* **Exercise requirements**: Give all the lines below again, exactly, with no pictures.

* **Data provided**:
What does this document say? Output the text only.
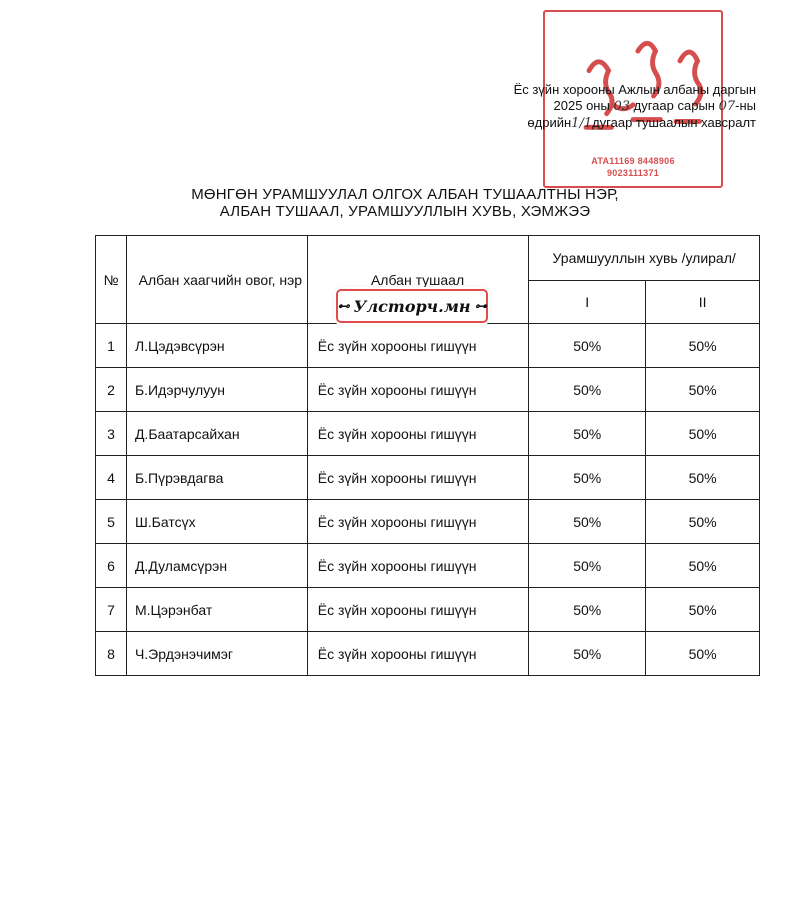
ATA11169 8448906
9023111371
Ёс зүйн хорооны Ажлын албаны даргын
2025 оны 03 дугаар сарын 07-ны
өдрийн1/1дугаар тушаалын хавсралт
МӨНГӨН УРАМШУУЛАЛ ОЛГОХ АЛБАН ТУШААЛТНЫ НЭР,
АЛБАН ТУШААЛ, УРАМШУУЛЛЫН ХУВЬ, ХЭМЖЭЭ
№	Албан хаагчийн овог, нэр	Албан тушаал	Урамшууллын хувь /улирал/	
			I	II
1	Л.Цэдэвсүрэн	Ёс зүйн хорооны гишүүн	50%	50%
2	Б.Идэрчулуун	Ёс зүйн хорооны гишүүн	50%	50%
3	Д.Баатарсайхан	Ёс зүйн хорооны гишүүн	50%	50%
4	Б.Пүрэвдагва	Ёс зүйн хорооны гишүүн	50%	50%
5	Ш.Батсүх	Ёс зүйн хорооны гишүүн	50%	50%
6	Д.Дуламсүрэн	Ёс зүйн хорооны гишүүн	50%	50%
7	М.Цэрэнбат	Ёс зүйн хорооны гишүүн	50%	50%
8	Ч.Эрдэнэчимэг	Ёс зүйн хорооны гишүүн	50%	50%
⊷ Улсторч.мн ⊶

* **Output**:
What does this document say? Output the text only.
ATA11169 8448906
9023111371
Ёс зүйн хорооны Ажлын албаны даргын
2025 оны 03 дугаар сарын 07-ны
өдрийн1/1дугаар тушаалын хавсралт
МӨНГӨН УРАМШУУЛАЛ ОЛГОХ АЛБАН ТУШААЛТНЫ НЭР,
АЛБАН ТУШААЛ, УРАМШУУЛЛЫН ХУВЬ, ХЭМЖЭЭ
№	Албан хаагчийн овог, нэр	Албан тушаал	Урамшууллын хувь /улирал/	
			I	II
1	Л.Цэдэвсүрэн	Ёс зүйн хорооны гишүүн	50%	50%
2	Б.Идэрчулуун	Ёс зүйн хорооны гишүүн	50%	50%
3	Д.Баатарсайхан	Ёс зүйн хорооны гишүүн	50%	50%
4	Б.Пүрэвдагва	Ёс зүйн хорооны гишүүн	50%	50%
5	Ш.Батсүх	Ёс зүйн хорооны гишүүн	50%	50%
6	Д.Дуламсүрэн	Ёс зүйн хорооны гишүүн	50%	50%
7	М.Цэрэнбат	Ёс зүйн хорооны гишүүн	50%	50%
8	Ч.Эрдэнэчимэг	Ёс зүйн хорооны гишүүн	50%	50%
⊷ Улсторч.мн ⊶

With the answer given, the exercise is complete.